_The records_
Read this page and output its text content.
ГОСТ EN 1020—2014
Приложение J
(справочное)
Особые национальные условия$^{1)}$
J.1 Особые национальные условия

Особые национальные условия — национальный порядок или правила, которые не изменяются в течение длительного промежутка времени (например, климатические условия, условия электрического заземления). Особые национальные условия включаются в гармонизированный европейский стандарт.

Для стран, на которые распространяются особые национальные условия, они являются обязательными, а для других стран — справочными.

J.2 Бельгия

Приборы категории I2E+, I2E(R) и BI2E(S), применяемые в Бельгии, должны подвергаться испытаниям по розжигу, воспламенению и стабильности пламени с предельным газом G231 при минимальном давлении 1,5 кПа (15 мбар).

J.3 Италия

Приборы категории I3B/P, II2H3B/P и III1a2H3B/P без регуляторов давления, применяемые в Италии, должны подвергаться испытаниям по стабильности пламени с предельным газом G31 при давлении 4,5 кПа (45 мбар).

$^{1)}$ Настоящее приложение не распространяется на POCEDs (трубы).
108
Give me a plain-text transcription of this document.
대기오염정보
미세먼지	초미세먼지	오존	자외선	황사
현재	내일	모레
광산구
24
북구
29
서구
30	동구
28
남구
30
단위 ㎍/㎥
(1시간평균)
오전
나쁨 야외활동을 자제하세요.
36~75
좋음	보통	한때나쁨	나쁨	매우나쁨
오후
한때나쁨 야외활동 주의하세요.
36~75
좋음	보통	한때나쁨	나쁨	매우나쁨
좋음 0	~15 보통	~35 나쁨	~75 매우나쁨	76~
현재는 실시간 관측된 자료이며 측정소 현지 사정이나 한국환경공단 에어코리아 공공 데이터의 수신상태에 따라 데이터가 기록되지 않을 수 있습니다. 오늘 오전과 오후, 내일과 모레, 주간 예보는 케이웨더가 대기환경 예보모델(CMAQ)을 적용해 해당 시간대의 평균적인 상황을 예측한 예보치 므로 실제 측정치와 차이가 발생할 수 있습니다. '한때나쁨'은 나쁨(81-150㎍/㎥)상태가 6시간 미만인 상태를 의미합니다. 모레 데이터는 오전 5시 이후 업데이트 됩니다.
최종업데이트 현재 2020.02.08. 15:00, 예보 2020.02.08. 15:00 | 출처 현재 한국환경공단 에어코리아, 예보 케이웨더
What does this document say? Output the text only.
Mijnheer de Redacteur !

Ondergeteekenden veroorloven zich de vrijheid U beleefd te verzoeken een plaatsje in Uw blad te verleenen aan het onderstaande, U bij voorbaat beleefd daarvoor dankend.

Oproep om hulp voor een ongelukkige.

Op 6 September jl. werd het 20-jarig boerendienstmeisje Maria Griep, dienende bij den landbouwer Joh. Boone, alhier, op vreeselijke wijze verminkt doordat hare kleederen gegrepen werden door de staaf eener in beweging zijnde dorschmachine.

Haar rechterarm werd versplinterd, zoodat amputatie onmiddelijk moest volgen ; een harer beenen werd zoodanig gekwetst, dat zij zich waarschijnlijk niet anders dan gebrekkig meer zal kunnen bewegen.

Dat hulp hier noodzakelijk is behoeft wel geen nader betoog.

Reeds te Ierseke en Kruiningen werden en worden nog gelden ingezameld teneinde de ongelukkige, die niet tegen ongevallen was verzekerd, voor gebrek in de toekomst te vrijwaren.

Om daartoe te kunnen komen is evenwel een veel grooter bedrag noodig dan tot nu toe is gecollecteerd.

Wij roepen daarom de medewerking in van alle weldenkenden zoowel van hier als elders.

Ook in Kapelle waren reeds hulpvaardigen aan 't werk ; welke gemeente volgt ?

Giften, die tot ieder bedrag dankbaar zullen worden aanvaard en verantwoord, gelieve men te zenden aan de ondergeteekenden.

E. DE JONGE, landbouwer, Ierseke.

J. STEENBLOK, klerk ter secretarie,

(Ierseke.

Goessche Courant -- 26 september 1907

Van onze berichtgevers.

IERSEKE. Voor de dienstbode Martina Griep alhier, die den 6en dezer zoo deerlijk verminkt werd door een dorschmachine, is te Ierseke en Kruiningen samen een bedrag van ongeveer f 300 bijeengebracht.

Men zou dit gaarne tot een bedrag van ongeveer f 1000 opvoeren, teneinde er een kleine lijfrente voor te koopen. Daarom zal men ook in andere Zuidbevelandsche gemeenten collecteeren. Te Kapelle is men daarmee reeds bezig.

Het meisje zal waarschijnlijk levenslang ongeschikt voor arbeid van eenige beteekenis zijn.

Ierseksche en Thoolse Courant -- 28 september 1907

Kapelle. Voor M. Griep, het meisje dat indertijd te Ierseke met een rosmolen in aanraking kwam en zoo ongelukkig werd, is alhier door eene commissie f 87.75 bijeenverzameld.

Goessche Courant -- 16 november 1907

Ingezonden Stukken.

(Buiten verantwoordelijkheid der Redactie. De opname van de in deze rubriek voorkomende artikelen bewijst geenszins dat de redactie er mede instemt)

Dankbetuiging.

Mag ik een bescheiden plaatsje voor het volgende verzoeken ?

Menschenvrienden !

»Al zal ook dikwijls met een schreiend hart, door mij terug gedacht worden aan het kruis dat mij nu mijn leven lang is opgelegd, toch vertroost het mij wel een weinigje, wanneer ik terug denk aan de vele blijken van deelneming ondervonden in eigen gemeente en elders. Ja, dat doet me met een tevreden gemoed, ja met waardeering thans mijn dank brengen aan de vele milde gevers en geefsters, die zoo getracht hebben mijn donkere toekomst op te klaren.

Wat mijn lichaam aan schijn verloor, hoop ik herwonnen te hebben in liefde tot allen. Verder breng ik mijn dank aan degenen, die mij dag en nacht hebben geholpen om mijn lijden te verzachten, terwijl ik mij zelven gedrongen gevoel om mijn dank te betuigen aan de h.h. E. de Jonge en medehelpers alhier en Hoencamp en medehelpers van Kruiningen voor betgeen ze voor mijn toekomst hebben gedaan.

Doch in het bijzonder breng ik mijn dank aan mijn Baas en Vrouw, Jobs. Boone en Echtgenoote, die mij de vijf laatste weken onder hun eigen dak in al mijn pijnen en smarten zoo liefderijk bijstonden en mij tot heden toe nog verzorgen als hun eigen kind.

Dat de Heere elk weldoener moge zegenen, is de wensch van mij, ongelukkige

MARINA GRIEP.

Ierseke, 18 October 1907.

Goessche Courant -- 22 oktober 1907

_Short problem_
Above are the records. Copy every line in them holding "toekomst".

_Final result_
Reeds te Ierseke en Kruiningen werden en worden nog gelden ingezameld teneinde de ongelukkige, die niet tegen ongevallen was verzekerd, voor gebrek in de toekomst te vrijwaren.
»Al zal ook dikwijls met een schreiend hart, door mij terug gedacht worden aan het kruis dat mij nu mijn leven lang is opgelegd, toch vertroost het mij wel een weinigje, wanneer ik terug denk aan de vele blijken van deelneming ondervonden in eigen gemeente en elders. Ja, dat doet me met een tevreden gemoed, ja met waardeering thans mijn dank brengen aan de vele milde gevers en geefsters, die zoo getracht hebben mijn donkere toekomst op te klaren.
Wat mijn lichaam aan schijn verloor, hoop ik herwonnen te hebben in liefde tot allen. Verder breng ik mijn dank aan degenen, die mij dag en nacht hebben geholpen om mijn lijden te verzachten, terwijl ik mij zelven gedrongen gevoel om mijn dank te betuigen aan de h.h. E. de Jonge en medehelpers alhier en Hoencamp en medehelpers van Kruiningen voor betgeen ze voor mijn toekomst hebben gedaan.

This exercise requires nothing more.